What the exercise asks ::
Send each entry back exactly as given, pictures excluded.

● ● ● ● ● ● ●

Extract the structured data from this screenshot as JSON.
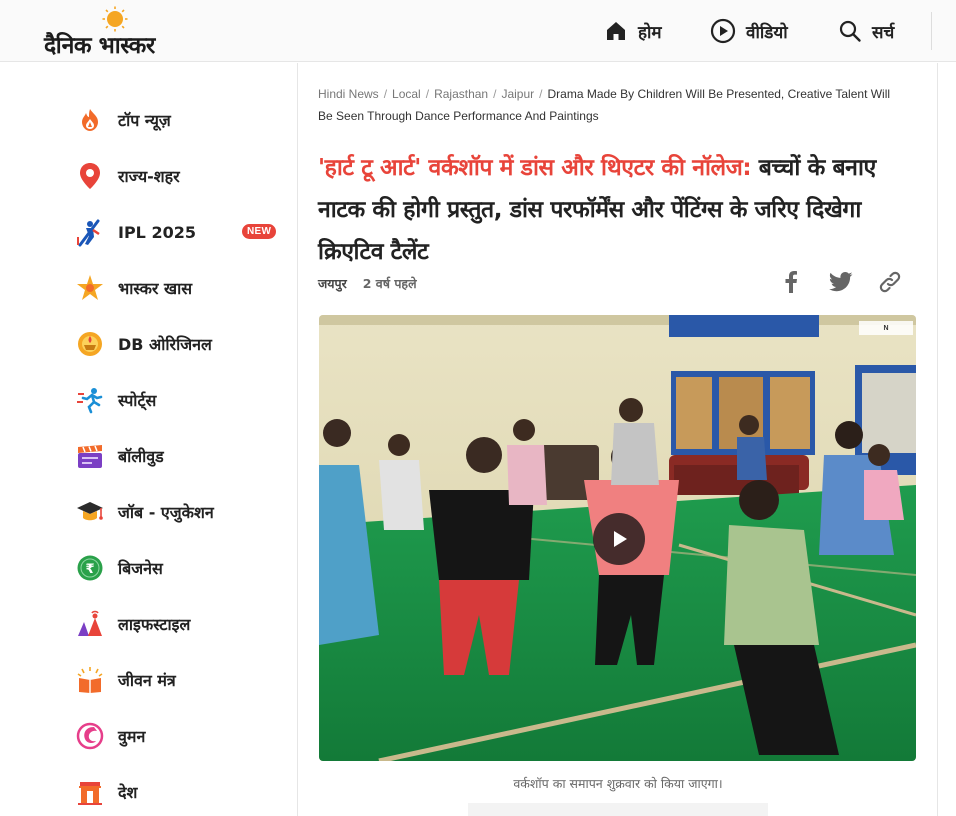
{
  "header": {
    "logo_text": "दैनिक भास्कर",
    "nav": [
      {
        "label": "होम",
        "icon": "home-icon"
      },
      {
        "label": "वीडियो",
        "icon": "play-circle-icon"
      },
      {
        "label": "सर्च",
        "icon": "search-icon"
      }
    ]
  },
  "sidebar": {
    "items": [
      {
        "label": "टॉप न्यूज़",
        "icon": "fire-icon"
      },
      {
        "label": "राज्य-शहर",
        "icon": "location-pin-icon"
      },
      {
        "label": "IPL 2025",
        "icon": "cricket-batsman-icon",
        "badge": "NEW"
      },
      {
        "label": "भास्कर खास",
        "icon": "star-burst-icon"
      },
      {
        "label": "DB ओरिजिनल",
        "icon": "diya-icon"
      },
      {
        "label": "स्पोर्ट्स",
        "icon": "runner-icon"
      },
      {
        "label": "बॉलीवुड",
        "icon": "clapperboard-icon"
      },
      {
        "label": "जॉब - एजुकेशन",
        "icon": "graduation-cap-icon"
      },
      {
        "label": "बिजनेस",
        "icon": "rupee-coin-icon"
      },
      {
        "label": "लाइफस्टाइल",
        "icon": "lifestyle-icon"
      },
      {
        "label": "जीवन मंत्र",
        "icon": "book-icon"
      },
      {
        "label": "वुमन",
        "icon": "woman-icon"
      },
      {
        "label": "देश",
        "icon": "india-gate-icon"
      }
    ]
  },
  "breadcrumb": {
    "items": [
      "Hindi News",
      "Local",
      "Rajasthan",
      "Jaipur"
    ],
    "current": "Drama Made By Children Will Be Presented, Creative Talent Will Be Seen Through Dance Performance And Paintings"
  },
  "article": {
    "headline_highlight": "'हार्ट टू आर्ट' वर्कशॉप में डांस और थिएटर की नॉलेज:",
    "headline_rest": " बच्चों के बनाए नाटक की होगी प्रस्तुत, डांस परफॉर्मेंस और पेंटिंग्स के जरिए दिखेगा क्रिएटिव टैलेंट",
    "location": "जयपुर",
    "time": "2 वर्ष पहले",
    "caption": "वर्कशॉप का समापन शुक्रवार को किया जाएगा।"
  },
  "colors": {
    "accent_red": "#e8443a",
    "text_dark": "#222222"
  }
}
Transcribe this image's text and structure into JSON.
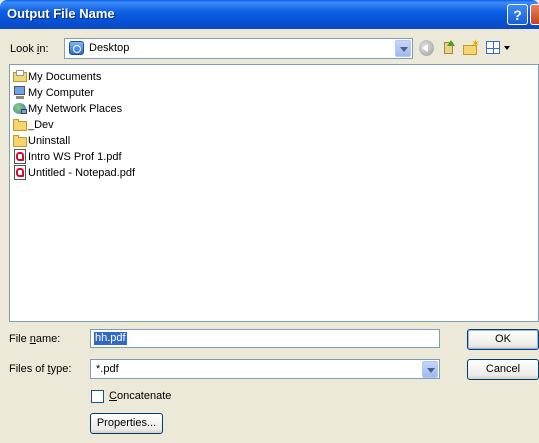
{
  "window": {
    "title": "Output File Name"
  },
  "look_in": {
    "label_pre": "Look ",
    "label_key": "i",
    "label_post": "n:",
    "value": "Desktop"
  },
  "files": [
    {
      "name": "My Documents",
      "icon": "my-documents-icon"
    },
    {
      "name": "My Computer",
      "icon": "my-computer-icon"
    },
    {
      "name": "My Network Places",
      "icon": "network-places-icon"
    },
    {
      "name": "_Dev",
      "icon": "folder-icon"
    },
    {
      "name": "Uninstall",
      "icon": "folder-icon"
    },
    {
      "name": "Intro WS Prof 1.pdf",
      "icon": "pdf-file-icon"
    },
    {
      "name": "Untitled - Notepad.pdf",
      "icon": "pdf-file-icon"
    }
  ],
  "file_name": {
    "label_pre": "File ",
    "label_key": "n",
    "label_post": "ame:",
    "value": "hh.pdf"
  },
  "file_type": {
    "label_pre": "Files of ",
    "label_key": "t",
    "label_post": "ype:",
    "value": "*.pdf"
  },
  "buttons": {
    "ok": "OK",
    "cancel": "Cancel",
    "properties": "Properties..."
  },
  "concatenate": {
    "label_key": "C",
    "label_rest": "oncatenate",
    "checked": false
  }
}
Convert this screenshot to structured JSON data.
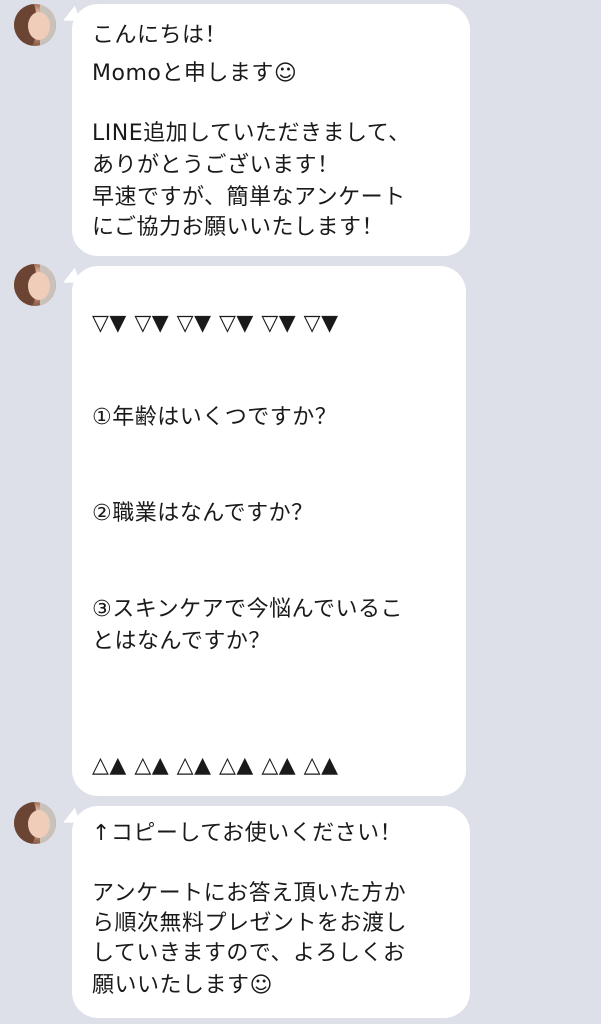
{
  "messages": [
    {
      "sender_avatar": "user-avatar-photo",
      "lines": [
        "こんにちは！",
        "Momoと申します☺",
        "",
        "LINE追加していただきまして、",
        "ありがとうございます！",
        "早速ですが、簡単なアンケート",
        "にご協力お願いいたします！"
      ]
    },
    {
      "sender_avatar": "user-avatar-photo",
      "lines": [
        "▽▼ ▽▼ ▽▼ ▽▼ ▽▼ ▽▼",
        "①年齢はいくつですか？",
        "②職業はなんですか？",
        "③スキンケアで今悩んでいるこ",
        "とはなんですか？",
        "△▲ △▲ △▲ △▲ △▲ △▲"
      ]
    },
    {
      "sender_avatar": "user-avatar-photo",
      "lines": [
        "↑コピーしてお使いください！",
        "",
        "アンケートにお答え頂いた方か",
        "ら順次無料プレゼントをお渡し",
        "していきますので、よろしくお",
        "願いいたします☺"
      ]
    }
  ]
}
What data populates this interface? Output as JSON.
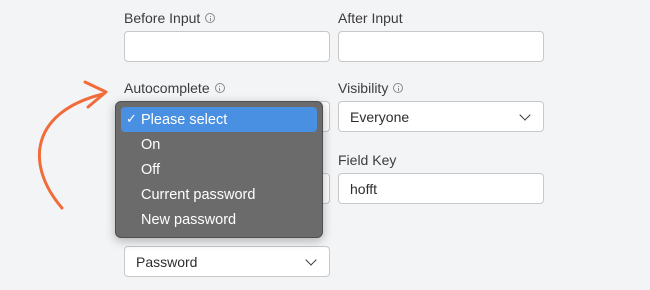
{
  "fields": {
    "before_input": {
      "label": "Before Input",
      "value": ""
    },
    "after_input": {
      "label": "After Input",
      "value": ""
    },
    "autocomplete": {
      "label": "Autocomplete"
    },
    "visibility": {
      "label": "Visibility",
      "value": "Everyone"
    },
    "field_key": {
      "label": "Field Key",
      "value": "hofft"
    },
    "type": {
      "value": "Password"
    }
  },
  "dropdown": {
    "options": [
      "Please select",
      "On",
      "Off",
      "Current password",
      "New password"
    ],
    "selected_index": 0,
    "check_mark": "✓"
  },
  "colors": {
    "dropdown_bg": "#6b6b6b",
    "selected_bg": "#4a90e2",
    "arrow": "#f26b3a"
  }
}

● ● ● ● ● ● ●

Exercise result ::
Extract the structured data from this screenshot as JSON.
{
  "header": {
    "logo_text": "दैनिक भास्कर",
    "nav": [
      {
        "label": "होम",
        "icon": "home-icon"
      },
      {
        "label": "वीडियो",
        "icon": "play-circle-icon"
      },
      {
        "label": "सर्च",
        "icon": "search-icon"
      }
    ]
  },
  "sidebar": {
    "items": [
      {
        "label": "टॉप न्यूज़",
        "icon": "fire-icon"
      },
      {
        "label": "राज्य-शहर",
        "icon": "location-pin-icon"
      },
      {
        "label": "IPL 2025",
        "icon": "cricket-batsman-icon",
        "badge": "NEW"
      },
      {
        "label": "भास्कर खास",
        "icon": "star-burst-icon"
      },
      {
        "label": "DB ओरिजिनल",
        "icon": "diya-icon"
      },
      {
        "label": "स्पोर्ट्स",
        "icon": "runner-icon"
      },
      {
        "label": "बॉलीवुड",
        "icon": "clapperboard-icon"
      },
      {
        "label": "जॉब - एजुकेशन",
        "icon": "graduation-cap-icon"
      },
      {
        "label": "बिजनेस",
        "icon": "rupee-coin-icon"
      },
      {
        "label": "लाइफस्टाइल",
        "icon": "lifestyle-icon"
      },
      {
        "label": "जीवन मंत्र",
        "icon": "book-icon"
      },
      {
        "label": "वुमन",
        "icon": "woman-icon"
      },
      {
        "label": "देश",
        "icon": "india-gate-icon"
      }
    ]
  },
  "breadcrumb": {
    "items": [
      "Hindi News",
      "Local",
      "Rajasthan",
      "Jaipur"
    ],
    "current": "Drama Made By Children Will Be Presented, Creative Talent Will Be Seen Through Dance Performance And Paintings"
  },
  "article": {
    "headline_highlight": "'हार्ट टू आर्ट' वर्कशॉप में डांस और थिएटर की नॉलेज:",
    "headline_rest": " बच्चों के बनाए नाटक की होगी प्रस्तुत, डांस परफॉर्मेंस और पेंटिंग्स के जरिए दिखेगा क्रिएटिव टैलेंट",
    "location": "जयपुर",
    "time": "2 वर्ष पहले",
    "caption": "वर्कशॉप का समापन शुक्रवार को किया जाएगा।"
  },
  "colors": {
    "accent_red": "#e8443a",
    "text_dark": "#222222"
  }
}
Transcribe this image's text and structure into JSON.
{
  "window": {
    "title": "Output File Name"
  },
  "look_in": {
    "label_pre": "Look ",
    "label_key": "i",
    "label_post": "n:",
    "value": "Desktop"
  },
  "files": [
    {
      "name": "My Documents",
      "icon": "my-documents-icon"
    },
    {
      "name": "My Computer",
      "icon": "my-computer-icon"
    },
    {
      "name": "My Network Places",
      "icon": "network-places-icon"
    },
    {
      "name": "_Dev",
      "icon": "folder-icon"
    },
    {
      "name": "Uninstall",
      "icon": "folder-icon"
    },
    {
      "name": "Intro WS Prof 1.pdf",
      "icon": "pdf-file-icon"
    },
    {
      "name": "Untitled - Notepad.pdf",
      "icon": "pdf-file-icon"
    }
  ],
  "file_name": {
    "label_pre": "File ",
    "label_key": "n",
    "label_post": "ame:",
    "value": "hh.pdf"
  },
  "file_type": {
    "label_pre": "Files of ",
    "label_key": "t",
    "label_post": "ype:",
    "value": "*.pdf"
  },
  "buttons": {
    "ok": "OK",
    "cancel": "Cancel",
    "properties": "Properties..."
  },
  "concatenate": {
    "label_key": "C",
    "label_rest": "oncatenate",
    "checked": false
  }
}
Convert this screenshot to structured JSON data.
{
  "messages": [
    {
      "sender_avatar": "user-avatar-photo",
      "lines": [
        "こんにちは！",
        "Momoと申します☺",
        "",
        "LINE追加していただきまして、",
        "ありがとうございます！",
        "早速ですが、簡単なアンケート",
        "にご協力お願いいたします！"
      ]
    },
    {
      "sender_avatar": "user-avatar-photo",
      "lines": [
        "▽▼ ▽▼ ▽▼ ▽▼ ▽▼ ▽▼",
        "①年齢はいくつですか？",
        "②職業はなんですか？",
        "③スキンケアで今悩んでいるこ",
        "とはなんですか？",
        "△▲ △▲ △▲ △▲ △▲ △▲"
      ]
    },
    {
      "sender_avatar": "user-avatar-photo",
      "lines": [
        "↑コピーしてお使いください！",
        "",
        "アンケートにお答え頂いた方か",
        "ら順次無料プレゼントをお渡し",
        "していきますので、よろしくお",
        "願いいたします☺"
      ]
    }
  ]
}
What data populates this interface? Output as JSON.
{
  "fields": {
    "before_input": {
      "label": "Before Input",
      "value": ""
    },
    "after_input": {
      "label": "After Input",
      "value": ""
    },
    "autocomplete": {
      "label": "Autocomplete"
    },
    "visibility": {
      "label": "Visibility",
      "value": "Everyone"
    },
    "field_key": {
      "label": "Field Key",
      "value": "hofft"
    },
    "type": {
      "value": "Password"
    }
  },
  "dropdown": {
    "options": [
      "Please select",
      "On",
      "Off",
      "Current password",
      "New password"
    ],
    "selected_index": 0,
    "check_mark": "✓"
  },
  "colors": {
    "dropdown_bg": "#6b6b6b",
    "selected_bg": "#4a90e2",
    "arrow": "#f26b3a"
  }
}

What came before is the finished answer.